What is being asked:
Reproduce all of the material exactly as shown.

Items from a figure collection
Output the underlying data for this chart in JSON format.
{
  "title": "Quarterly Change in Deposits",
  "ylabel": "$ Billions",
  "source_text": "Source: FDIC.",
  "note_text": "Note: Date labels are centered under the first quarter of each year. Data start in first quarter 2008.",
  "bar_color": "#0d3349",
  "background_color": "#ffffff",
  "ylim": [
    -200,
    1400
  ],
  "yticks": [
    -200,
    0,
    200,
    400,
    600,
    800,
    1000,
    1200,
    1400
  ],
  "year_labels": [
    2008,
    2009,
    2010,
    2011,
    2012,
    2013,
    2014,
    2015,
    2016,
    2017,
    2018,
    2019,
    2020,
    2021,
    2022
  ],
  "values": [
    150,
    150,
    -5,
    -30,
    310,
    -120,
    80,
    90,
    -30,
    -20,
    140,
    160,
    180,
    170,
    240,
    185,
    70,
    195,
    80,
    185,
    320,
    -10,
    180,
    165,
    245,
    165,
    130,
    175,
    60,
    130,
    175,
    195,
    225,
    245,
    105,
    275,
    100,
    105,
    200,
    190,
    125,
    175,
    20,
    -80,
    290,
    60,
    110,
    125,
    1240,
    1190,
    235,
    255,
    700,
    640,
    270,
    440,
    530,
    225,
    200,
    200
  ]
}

Task solution:
Output the underlying data for this chart in JSON format.
{
  "title": "Quarterly Change in Deposits",
  "ylabel": "$ Billions",
  "source_text": "Source: FDIC.",
  "note_text": "Note: Date labels are centered under the first quarter of each year. Data start in first quarter 2008.",
  "bar_color": "#0d3349",
  "background_color": "#ffffff",
  "ylim": [
    -200,
    1400
  ],
  "yticks": [
    -200,
    0,
    200,
    400,
    600,
    800,
    1000,
    1200,
    1400
  ],
  "year_labels": [
    2008,
    2009,
    2010,
    2011,
    2012,
    2013,
    2014,
    2015,
    2016,
    2017,
    2018,
    2019,
    2020,
    2021,
    2022
  ],
  "values": [
    150,
    150,
    -5,
    -30,
    310,
    -120,
    80,
    90,
    -30,
    -20,
    140,
    160,
    180,
    170,
    240,
    185,
    70,
    195,
    80,
    185,
    320,
    -10,
    180,
    165,
    245,
    165,
    130,
    175,
    60,
    130,
    175,
    195,
    225,
    245,
    105,
    275,
    100,
    105,
    200,
    190,
    125,
    175,
    20,
    -80,
    290,
    60,
    110,
    125,
    1240,
    1190,
    235,
    255,
    700,
    640,
    270,
    440,
    530,
    225,
    200,
    200
  ]
}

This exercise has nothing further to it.